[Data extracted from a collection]
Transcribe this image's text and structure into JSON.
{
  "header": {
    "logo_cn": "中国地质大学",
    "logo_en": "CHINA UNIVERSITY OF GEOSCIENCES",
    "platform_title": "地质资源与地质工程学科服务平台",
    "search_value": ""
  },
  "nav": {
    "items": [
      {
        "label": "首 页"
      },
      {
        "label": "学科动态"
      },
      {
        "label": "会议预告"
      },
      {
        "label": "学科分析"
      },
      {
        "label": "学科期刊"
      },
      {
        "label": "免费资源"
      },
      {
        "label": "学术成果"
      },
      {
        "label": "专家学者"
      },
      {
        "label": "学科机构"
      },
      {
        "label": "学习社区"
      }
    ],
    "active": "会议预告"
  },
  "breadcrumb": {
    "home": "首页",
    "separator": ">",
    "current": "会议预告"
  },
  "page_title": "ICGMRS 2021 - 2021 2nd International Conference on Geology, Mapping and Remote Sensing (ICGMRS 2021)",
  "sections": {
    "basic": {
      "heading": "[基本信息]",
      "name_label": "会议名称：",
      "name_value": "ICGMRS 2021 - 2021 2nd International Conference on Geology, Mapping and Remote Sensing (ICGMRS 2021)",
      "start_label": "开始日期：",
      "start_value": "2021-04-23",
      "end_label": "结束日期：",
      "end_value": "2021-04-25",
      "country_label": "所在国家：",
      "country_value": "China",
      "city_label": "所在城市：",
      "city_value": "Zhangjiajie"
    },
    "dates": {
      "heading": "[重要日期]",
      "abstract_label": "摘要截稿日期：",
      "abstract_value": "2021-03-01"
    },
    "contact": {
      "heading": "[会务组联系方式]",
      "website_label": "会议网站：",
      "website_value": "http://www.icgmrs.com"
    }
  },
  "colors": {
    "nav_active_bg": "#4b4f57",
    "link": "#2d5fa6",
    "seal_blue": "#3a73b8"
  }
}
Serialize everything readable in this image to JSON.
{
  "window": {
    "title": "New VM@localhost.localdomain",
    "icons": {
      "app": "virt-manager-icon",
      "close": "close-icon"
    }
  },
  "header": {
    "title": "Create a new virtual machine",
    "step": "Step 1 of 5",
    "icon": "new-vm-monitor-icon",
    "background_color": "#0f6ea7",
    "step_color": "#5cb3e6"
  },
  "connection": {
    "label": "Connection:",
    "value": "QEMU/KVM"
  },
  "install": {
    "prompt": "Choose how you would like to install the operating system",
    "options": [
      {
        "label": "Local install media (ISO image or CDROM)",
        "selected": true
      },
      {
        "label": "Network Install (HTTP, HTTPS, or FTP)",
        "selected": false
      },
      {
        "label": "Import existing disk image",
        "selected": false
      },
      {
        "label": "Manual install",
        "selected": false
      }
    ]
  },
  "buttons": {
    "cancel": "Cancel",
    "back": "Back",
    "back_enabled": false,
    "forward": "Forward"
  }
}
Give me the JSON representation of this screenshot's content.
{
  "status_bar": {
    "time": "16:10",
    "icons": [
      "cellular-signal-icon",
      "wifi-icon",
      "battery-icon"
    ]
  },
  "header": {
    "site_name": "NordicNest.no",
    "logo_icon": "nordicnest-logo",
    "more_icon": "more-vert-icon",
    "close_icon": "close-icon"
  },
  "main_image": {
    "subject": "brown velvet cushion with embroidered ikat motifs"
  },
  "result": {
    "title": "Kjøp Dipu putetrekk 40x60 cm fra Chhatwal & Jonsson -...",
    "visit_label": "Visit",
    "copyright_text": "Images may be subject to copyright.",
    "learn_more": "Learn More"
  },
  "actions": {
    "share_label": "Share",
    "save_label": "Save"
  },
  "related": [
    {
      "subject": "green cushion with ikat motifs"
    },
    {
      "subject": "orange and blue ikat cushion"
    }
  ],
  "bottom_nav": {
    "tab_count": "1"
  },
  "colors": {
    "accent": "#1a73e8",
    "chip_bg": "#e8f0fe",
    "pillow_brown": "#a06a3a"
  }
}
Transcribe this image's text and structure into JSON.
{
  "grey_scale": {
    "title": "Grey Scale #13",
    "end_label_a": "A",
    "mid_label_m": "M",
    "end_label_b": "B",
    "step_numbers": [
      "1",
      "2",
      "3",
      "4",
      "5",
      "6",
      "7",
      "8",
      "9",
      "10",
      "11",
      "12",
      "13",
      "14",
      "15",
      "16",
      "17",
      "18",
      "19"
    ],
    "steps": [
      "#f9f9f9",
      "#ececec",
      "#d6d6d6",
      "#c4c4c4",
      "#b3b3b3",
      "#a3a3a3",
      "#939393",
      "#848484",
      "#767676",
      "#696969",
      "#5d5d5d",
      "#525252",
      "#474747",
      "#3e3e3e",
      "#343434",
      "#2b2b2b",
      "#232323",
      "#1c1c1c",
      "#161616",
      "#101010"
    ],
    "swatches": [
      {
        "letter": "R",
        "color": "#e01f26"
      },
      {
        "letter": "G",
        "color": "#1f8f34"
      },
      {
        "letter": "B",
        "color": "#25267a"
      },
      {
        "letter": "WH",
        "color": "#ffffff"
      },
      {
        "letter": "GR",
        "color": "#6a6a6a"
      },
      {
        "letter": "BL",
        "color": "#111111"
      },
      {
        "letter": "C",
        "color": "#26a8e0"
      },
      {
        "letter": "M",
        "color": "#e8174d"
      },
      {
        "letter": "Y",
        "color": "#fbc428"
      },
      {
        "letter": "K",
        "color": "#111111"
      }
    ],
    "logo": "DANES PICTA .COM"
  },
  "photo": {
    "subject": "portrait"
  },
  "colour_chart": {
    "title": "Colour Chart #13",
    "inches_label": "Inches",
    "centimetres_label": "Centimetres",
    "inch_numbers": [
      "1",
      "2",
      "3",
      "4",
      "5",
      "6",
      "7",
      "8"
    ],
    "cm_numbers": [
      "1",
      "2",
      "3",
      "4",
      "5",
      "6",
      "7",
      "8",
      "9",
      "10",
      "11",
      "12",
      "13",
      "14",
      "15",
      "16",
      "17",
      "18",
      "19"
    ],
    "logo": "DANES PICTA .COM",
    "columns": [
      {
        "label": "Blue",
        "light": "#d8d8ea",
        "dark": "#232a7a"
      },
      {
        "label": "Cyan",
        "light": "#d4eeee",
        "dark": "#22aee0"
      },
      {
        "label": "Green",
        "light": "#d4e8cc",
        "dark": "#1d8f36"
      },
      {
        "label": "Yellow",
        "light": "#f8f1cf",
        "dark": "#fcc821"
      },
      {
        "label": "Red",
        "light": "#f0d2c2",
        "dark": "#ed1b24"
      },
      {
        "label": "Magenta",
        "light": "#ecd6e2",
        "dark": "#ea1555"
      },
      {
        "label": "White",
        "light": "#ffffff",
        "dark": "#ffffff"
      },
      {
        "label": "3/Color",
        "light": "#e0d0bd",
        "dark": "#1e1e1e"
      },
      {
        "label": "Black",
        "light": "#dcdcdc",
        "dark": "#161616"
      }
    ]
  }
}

§ WHAT NEEDS TO BE DONE
Copy, from the material above, each line in which the string "letter" occurs.

§ EXPECTED ANSWER
        "letter": "R",
        "letter": "G",
        "letter": "B",
        "letter": "WH",
        "letter": "GR",
        "letter": "BL",
        "letter": "C",
        "letter": "M",
        "letter": "Y",
        "letter": "K",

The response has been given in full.